[Data items]
----------------------------------------

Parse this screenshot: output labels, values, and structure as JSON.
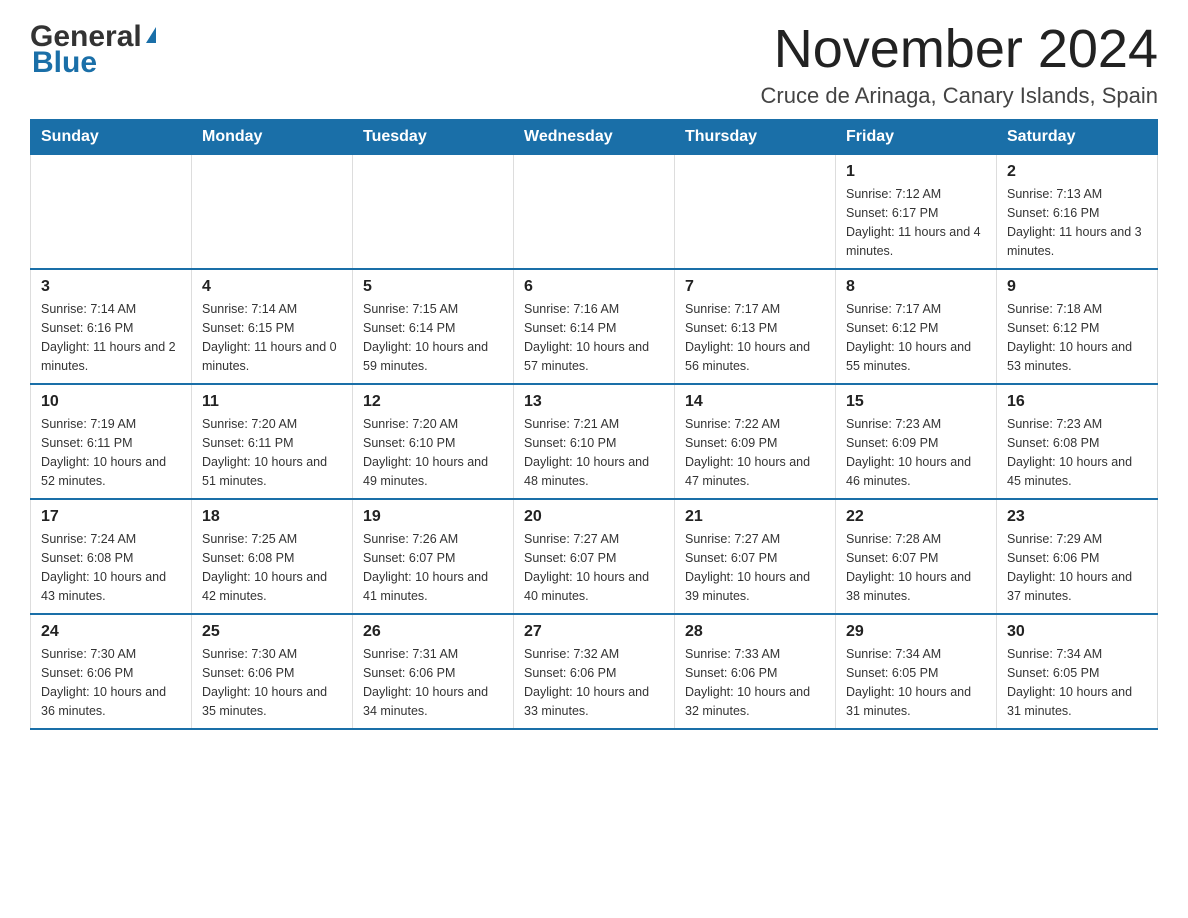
{
  "logo": {
    "general": "General",
    "blue": "Blue",
    "triangle_color": "#1a6fa8"
  },
  "title": {
    "month_year": "November 2024",
    "location": "Cruce de Arinaga, Canary Islands, Spain"
  },
  "header_days": [
    "Sunday",
    "Monday",
    "Tuesday",
    "Wednesday",
    "Thursday",
    "Friday",
    "Saturday"
  ],
  "weeks": [
    [
      {
        "day": "",
        "info": ""
      },
      {
        "day": "",
        "info": ""
      },
      {
        "day": "",
        "info": ""
      },
      {
        "day": "",
        "info": ""
      },
      {
        "day": "",
        "info": ""
      },
      {
        "day": "1",
        "info": "Sunrise: 7:12 AM\nSunset: 6:17 PM\nDaylight: 11 hours and 4 minutes."
      },
      {
        "day": "2",
        "info": "Sunrise: 7:13 AM\nSunset: 6:16 PM\nDaylight: 11 hours and 3 minutes."
      }
    ],
    [
      {
        "day": "3",
        "info": "Sunrise: 7:14 AM\nSunset: 6:16 PM\nDaylight: 11 hours and 2 minutes."
      },
      {
        "day": "4",
        "info": "Sunrise: 7:14 AM\nSunset: 6:15 PM\nDaylight: 11 hours and 0 minutes."
      },
      {
        "day": "5",
        "info": "Sunrise: 7:15 AM\nSunset: 6:14 PM\nDaylight: 10 hours and 59 minutes."
      },
      {
        "day": "6",
        "info": "Sunrise: 7:16 AM\nSunset: 6:14 PM\nDaylight: 10 hours and 57 minutes."
      },
      {
        "day": "7",
        "info": "Sunrise: 7:17 AM\nSunset: 6:13 PM\nDaylight: 10 hours and 56 minutes."
      },
      {
        "day": "8",
        "info": "Sunrise: 7:17 AM\nSunset: 6:12 PM\nDaylight: 10 hours and 55 minutes."
      },
      {
        "day": "9",
        "info": "Sunrise: 7:18 AM\nSunset: 6:12 PM\nDaylight: 10 hours and 53 minutes."
      }
    ],
    [
      {
        "day": "10",
        "info": "Sunrise: 7:19 AM\nSunset: 6:11 PM\nDaylight: 10 hours and 52 minutes."
      },
      {
        "day": "11",
        "info": "Sunrise: 7:20 AM\nSunset: 6:11 PM\nDaylight: 10 hours and 51 minutes."
      },
      {
        "day": "12",
        "info": "Sunrise: 7:20 AM\nSunset: 6:10 PM\nDaylight: 10 hours and 49 minutes."
      },
      {
        "day": "13",
        "info": "Sunrise: 7:21 AM\nSunset: 6:10 PM\nDaylight: 10 hours and 48 minutes."
      },
      {
        "day": "14",
        "info": "Sunrise: 7:22 AM\nSunset: 6:09 PM\nDaylight: 10 hours and 47 minutes."
      },
      {
        "day": "15",
        "info": "Sunrise: 7:23 AM\nSunset: 6:09 PM\nDaylight: 10 hours and 46 minutes."
      },
      {
        "day": "16",
        "info": "Sunrise: 7:23 AM\nSunset: 6:08 PM\nDaylight: 10 hours and 45 minutes."
      }
    ],
    [
      {
        "day": "17",
        "info": "Sunrise: 7:24 AM\nSunset: 6:08 PM\nDaylight: 10 hours and 43 minutes."
      },
      {
        "day": "18",
        "info": "Sunrise: 7:25 AM\nSunset: 6:08 PM\nDaylight: 10 hours and 42 minutes."
      },
      {
        "day": "19",
        "info": "Sunrise: 7:26 AM\nSunset: 6:07 PM\nDaylight: 10 hours and 41 minutes."
      },
      {
        "day": "20",
        "info": "Sunrise: 7:27 AM\nSunset: 6:07 PM\nDaylight: 10 hours and 40 minutes."
      },
      {
        "day": "21",
        "info": "Sunrise: 7:27 AM\nSunset: 6:07 PM\nDaylight: 10 hours and 39 minutes."
      },
      {
        "day": "22",
        "info": "Sunrise: 7:28 AM\nSunset: 6:07 PM\nDaylight: 10 hours and 38 minutes."
      },
      {
        "day": "23",
        "info": "Sunrise: 7:29 AM\nSunset: 6:06 PM\nDaylight: 10 hours and 37 minutes."
      }
    ],
    [
      {
        "day": "24",
        "info": "Sunrise: 7:30 AM\nSunset: 6:06 PM\nDaylight: 10 hours and 36 minutes."
      },
      {
        "day": "25",
        "info": "Sunrise: 7:30 AM\nSunset: 6:06 PM\nDaylight: 10 hours and 35 minutes."
      },
      {
        "day": "26",
        "info": "Sunrise: 7:31 AM\nSunset: 6:06 PM\nDaylight: 10 hours and 34 minutes."
      },
      {
        "day": "27",
        "info": "Sunrise: 7:32 AM\nSunset: 6:06 PM\nDaylight: 10 hours and 33 minutes."
      },
      {
        "day": "28",
        "info": "Sunrise: 7:33 AM\nSunset: 6:06 PM\nDaylight: 10 hours and 32 minutes."
      },
      {
        "day": "29",
        "info": "Sunrise: 7:34 AM\nSunset: 6:05 PM\nDaylight: 10 hours and 31 minutes."
      },
      {
        "day": "30",
        "info": "Sunrise: 7:34 AM\nSunset: 6:05 PM\nDaylight: 10 hours and 31 minutes."
      }
    ]
  ]
}
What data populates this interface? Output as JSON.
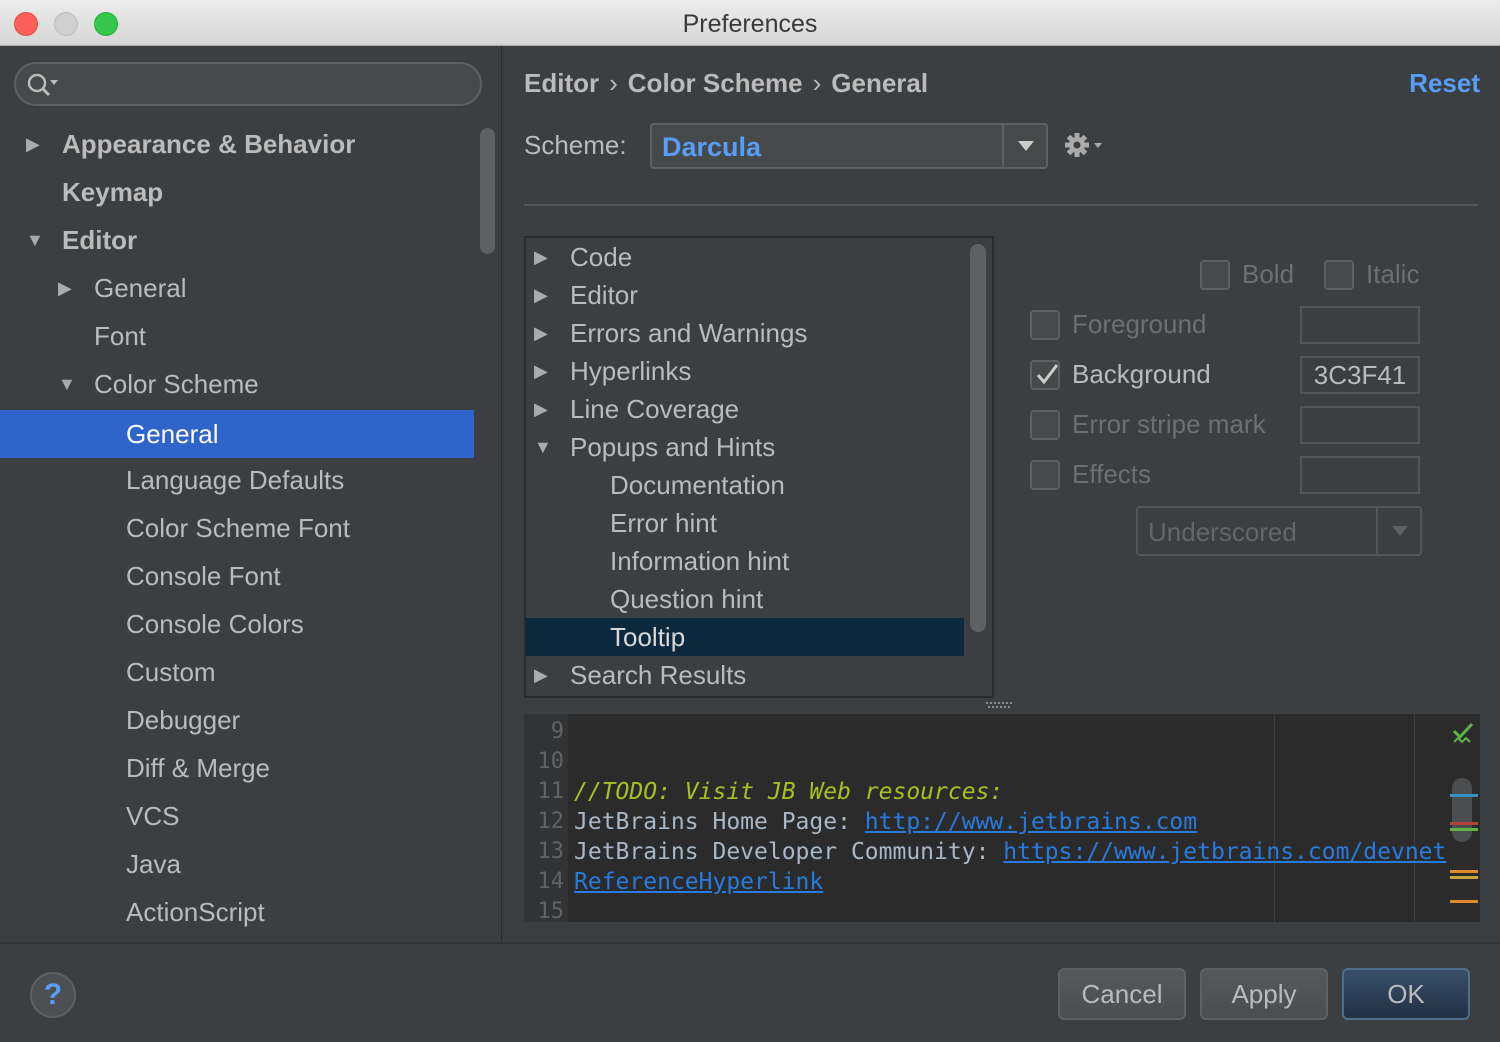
{
  "window": {
    "title": "Preferences"
  },
  "sidebar": {
    "search_placeholder": "",
    "items": [
      {
        "label": "Appearance & Behavior",
        "arrow": "▶"
      },
      {
        "label": "Keymap"
      },
      {
        "label": "Editor",
        "arrow": "▼"
      },
      {
        "label": "General",
        "arrow": "▶"
      },
      {
        "label": "Font"
      },
      {
        "label": "Color Scheme",
        "arrow": "▼"
      },
      {
        "label": "General",
        "selected": true
      },
      {
        "label": "Language Defaults"
      },
      {
        "label": "Color Scheme Font"
      },
      {
        "label": "Console Font"
      },
      {
        "label": "Console Colors"
      },
      {
        "label": "Custom"
      },
      {
        "label": "Debugger"
      },
      {
        "label": "Diff & Merge"
      },
      {
        "label": "VCS"
      },
      {
        "label": "Java"
      },
      {
        "label": "ActionScript"
      }
    ]
  },
  "header": {
    "breadcrumbs": [
      "Editor",
      "Color Scheme",
      "General"
    ],
    "separator": "›",
    "reset_label": "Reset"
  },
  "scheme": {
    "label": "Scheme:",
    "value": "Darcula"
  },
  "categories": [
    {
      "label": "Code",
      "arrow": "▶"
    },
    {
      "label": "Editor",
      "arrow": "▶"
    },
    {
      "label": "Errors and Warnings",
      "arrow": "▶"
    },
    {
      "label": "Hyperlinks",
      "arrow": "▶"
    },
    {
      "label": "Line Coverage",
      "arrow": "▶"
    },
    {
      "label": "Popups and Hints",
      "arrow": "▼"
    },
    {
      "label": "Documentation"
    },
    {
      "label": "Error hint"
    },
    {
      "label": "Information hint"
    },
    {
      "label": "Question hint"
    },
    {
      "label": "Tooltip",
      "selected": true
    },
    {
      "label": "Search Results",
      "arrow": "▶"
    }
  ],
  "attributes": {
    "bold_label": "Bold",
    "italic_label": "Italic",
    "foreground_label": "Foreground",
    "foreground_value": "",
    "background_label": "Background",
    "background_value": "3C3F41",
    "background_checked": true,
    "error_stripe_label": "Error stripe mark",
    "error_stripe_value": "",
    "effects_label": "Effects",
    "effects_value": "",
    "effects_type": "Underscored"
  },
  "preview": {
    "lines": [
      {
        "n": "9",
        "text": ""
      },
      {
        "n": "10",
        "text": ""
      },
      {
        "n": "11",
        "todo": "//TODO: Visit JB Web resources:"
      },
      {
        "n": "12",
        "text": "JetBrains Home Page: ",
        "link": "http://www.jetbrains.com"
      },
      {
        "n": "13",
        "text": "JetBrains Developer Community: ",
        "link": "https://www.jetbrains.com/devnet"
      },
      {
        "n": "14",
        "link": "ReferenceHyperlink"
      },
      {
        "n": "15",
        "text": ""
      }
    ]
  },
  "footer": {
    "help_label": "?",
    "cancel_label": "Cancel",
    "apply_label": "Apply",
    "ok_label": "OK"
  },
  "colors": {
    "accent": "#589df6",
    "selection": "#2f65ca",
    "todo": "#a8c023",
    "link": "#287bde"
  }
}
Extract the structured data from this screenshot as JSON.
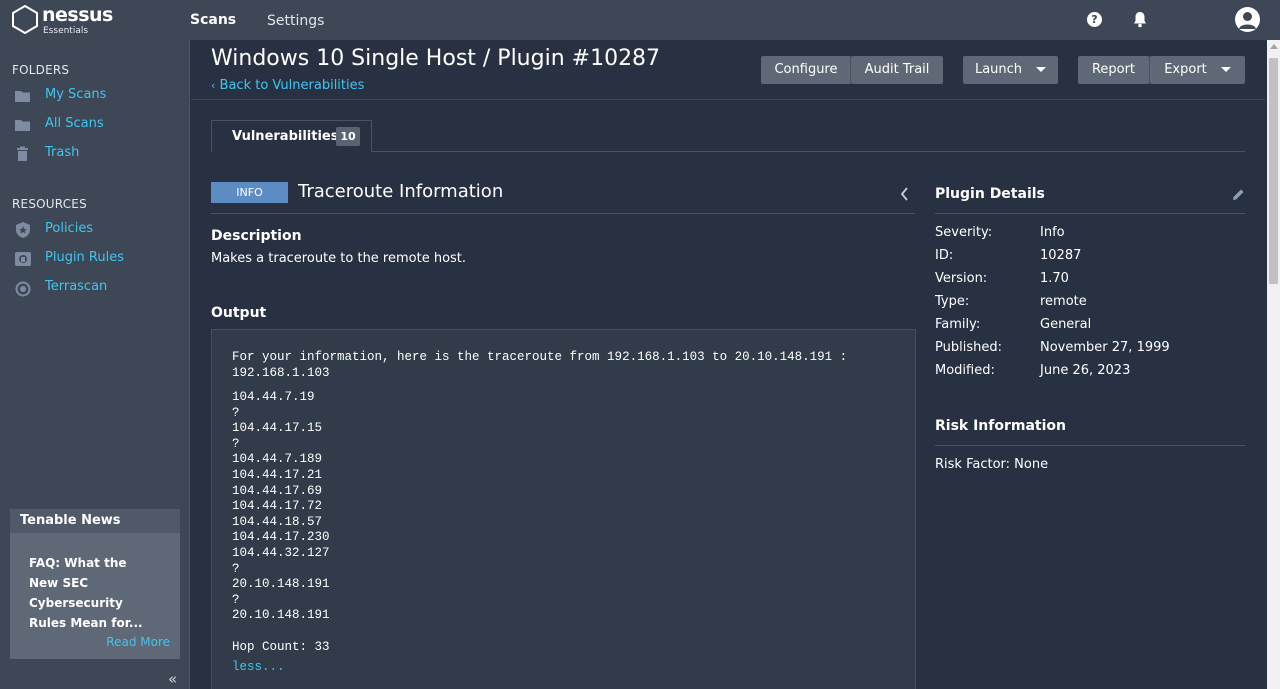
{
  "app": {
    "logo_text": "nessus",
    "logo_sub": "Essentials"
  },
  "topnav": {
    "scans": "Scans",
    "settings": "Settings",
    "help_icon": "question-icon",
    "bell_icon": "bell-icon",
    "user_icon": "user-icon"
  },
  "sidebar": {
    "folders_heading": "FOLDERS",
    "folders": [
      {
        "label": "My Scans",
        "icon": "folder-icon"
      },
      {
        "label": "All Scans",
        "icon": "folder-icon"
      },
      {
        "label": "Trash",
        "icon": "trash-icon"
      }
    ],
    "resources_heading": "RESOURCES",
    "resources": [
      {
        "label": "Policies",
        "icon": "policy-shield-icon"
      },
      {
        "label": "Plugin Rules",
        "icon": "plugin-rules-icon"
      },
      {
        "label": "Terrascan",
        "icon": "terrascan-icon"
      }
    ],
    "news": {
      "title": "Tenable News",
      "headline": "FAQ: What the New SEC Cybersecurity Rules Mean for...",
      "read_more": "Read More"
    },
    "collapse_label": "«"
  },
  "header": {
    "title": "Windows 10 Single Host / Plugin #10287",
    "back_link": "Back to Vulnerabilities",
    "buttons": {
      "configure": "Configure",
      "audit_trail": "Audit Trail",
      "launch": "Launch",
      "report": "Report",
      "export": "Export"
    }
  },
  "tabs": [
    {
      "label": "Vulnerabilities",
      "count": "10"
    }
  ],
  "vulnerability": {
    "severity": "INFO",
    "title": "Traceroute Information",
    "description_heading": "Description",
    "description": "Makes a traceroute to the remote host.",
    "output_heading": "Output",
    "output_header": [
      "For your information, here is the traceroute from 192.168.1.103 to 20.10.148.191 :",
      "192.168.1.103"
    ],
    "output_hops": [
      "104.44.7.19",
      "?",
      "104.44.17.15",
      "?",
      "104.44.7.189",
      "104.44.17.21",
      "104.44.17.69",
      "104.44.17.72",
      "104.44.18.57",
      "104.44.17.230",
      "104.44.32.127",
      "?",
      "20.10.148.191",
      "?",
      "20.10.148.191"
    ],
    "hop_count": "Hop Count: 33",
    "less_link": "less..."
  },
  "plugin_details": {
    "heading": "Plugin Details",
    "rows": [
      {
        "key": "Severity:",
        "value": "Info"
      },
      {
        "key": "ID:",
        "value": "10287"
      },
      {
        "key": "Version:",
        "value": "1.70"
      },
      {
        "key": "Type:",
        "value": "remote"
      },
      {
        "key": "Family:",
        "value": "General"
      },
      {
        "key": "Published:",
        "value": "November 27, 1999"
      },
      {
        "key": "Modified:",
        "value": "June 26, 2023"
      }
    ]
  },
  "risk_information": {
    "heading": "Risk Information",
    "risk_factor": "Risk Factor: None"
  },
  "colors": {
    "link": "#41c5f0",
    "info_badge": "#5d8cc4",
    "background": "#273142",
    "sidebar": "#3e4755"
  }
}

----------------------------------------

• **WHAT TO PRODUCE**:
Pull out the lines above in which the word "this" appears.

• **WRITTEN REPLY**:
Parse this screenshot: output labels, values, and structure as JSON.
What data populates this interface? Output as JSON.
Extract the structured data from this screenshot as JSON.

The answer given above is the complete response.